Work to do:
Go through the entries below and pick out every line with "SEAT".

Records shown:
# # #

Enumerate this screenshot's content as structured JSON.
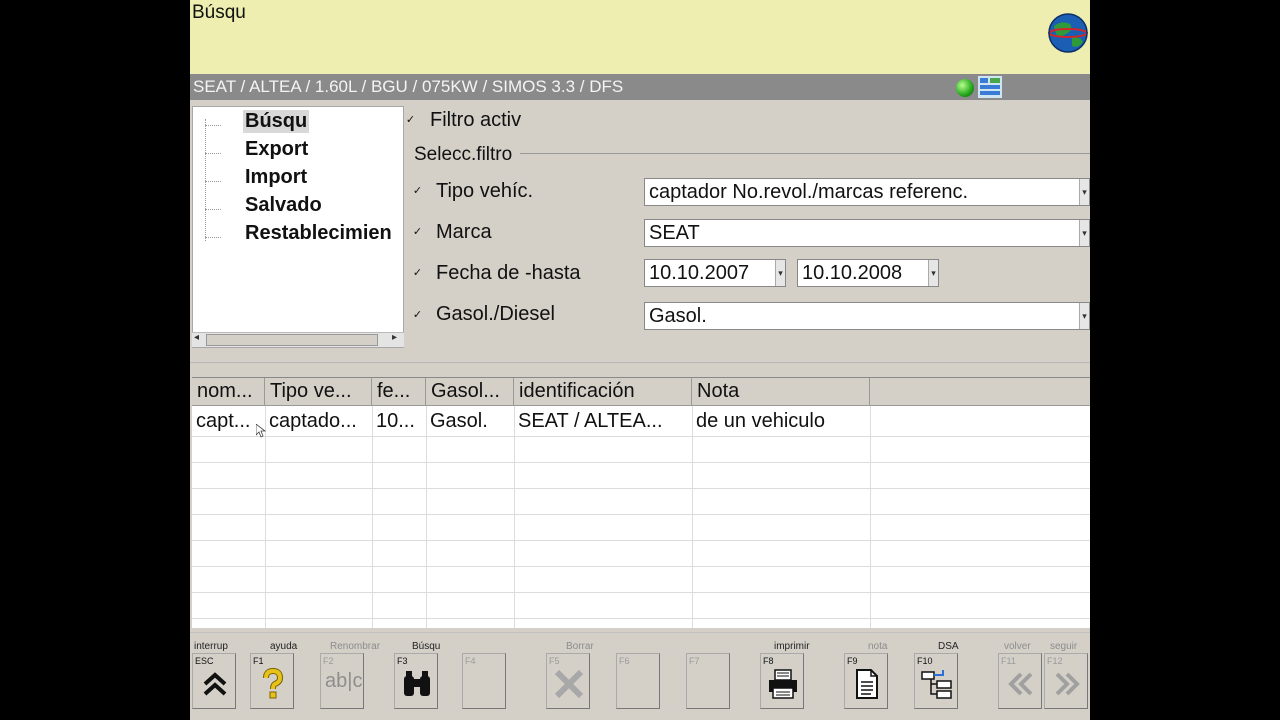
{
  "header": {
    "title": "Búsqu"
  },
  "vehicle": {
    "text": "SEAT / ALTEA / 1.60L / BGU / 075KW / SIMOS 3.3 / DFS"
  },
  "tree": {
    "items": [
      "Búsqu",
      "Export",
      "Import",
      "Salvado",
      "Restablecimien"
    ]
  },
  "filters": {
    "active_label": "Filtro activ",
    "group_label": "Selecc.filtro",
    "tipo_label": "Tipo vehíc.",
    "tipo_value": "captador No.revol./marcas referenc.",
    "marca_label": "Marca",
    "marca_value": "SEAT",
    "fecha_label": "Fecha de -hasta",
    "fecha_from": "10.10.2007",
    "fecha_to": "10.10.2008",
    "fuel_label": "Gasol./Diesel",
    "fuel_value": "Gasol."
  },
  "table": {
    "headers": [
      "nom...",
      "Tipo ve...",
      "fe...",
      "Gasol...",
      "identificación",
      "Nota"
    ],
    "rows": [
      [
        "capt...",
        "captado...",
        "10...",
        "Gasol.",
        "SEAT / ALTEA...",
        "de un vehiculo"
      ]
    ]
  },
  "fkeys": {
    "interrup": {
      "caption": "interrup",
      "code": "ESC"
    },
    "ayuda": {
      "caption": "ayuda",
      "code": "F1"
    },
    "renombrar": {
      "caption": "Renombrar",
      "code": "F2"
    },
    "busqu": {
      "caption": "Búsqu",
      "code": "F3"
    },
    "f4": {
      "code": "F4"
    },
    "borrar": {
      "caption": "Borrar",
      "code": "F5"
    },
    "f6": {
      "code": "F6"
    },
    "f7": {
      "code": "F7"
    },
    "imprimir": {
      "caption": "imprimir",
      "code": "F8"
    },
    "nota": {
      "caption": "nota",
      "code": "F9"
    },
    "dsa": {
      "caption": "DSA",
      "code": "F10"
    },
    "volver": {
      "caption": "volver",
      "code": "F11"
    },
    "seguir": {
      "caption": "seguir",
      "code": "F12"
    },
    "rename_icon_text": "ab|c"
  },
  "icons": {
    "globe": "globe-icon",
    "status": "status-led-icon",
    "help": "question-mark-icon",
    "search": "binoculars-icon",
    "delete": "x-icon",
    "print": "printer-icon",
    "note": "document-icon",
    "dsa": "tree-structure-icon",
    "back": "double-chevron-left-icon",
    "forward": "double-chevron-right-icon",
    "exit": "double-chevron-up-icon"
  },
  "colors": {
    "header_bg": "#eeeeb0",
    "vehicle_bar_bg": "#8a8a8a",
    "help_icon": "#e6c21a",
    "status_led": "#21a51a"
  }
}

# # #

Response to the exercise:
    "text": "SEAT / ALTEA / 1.60L / BGU / 075KW / SIMOS 3.3 / DFS"
    "marca_value": "SEAT",
        "SEAT / ALTEA...",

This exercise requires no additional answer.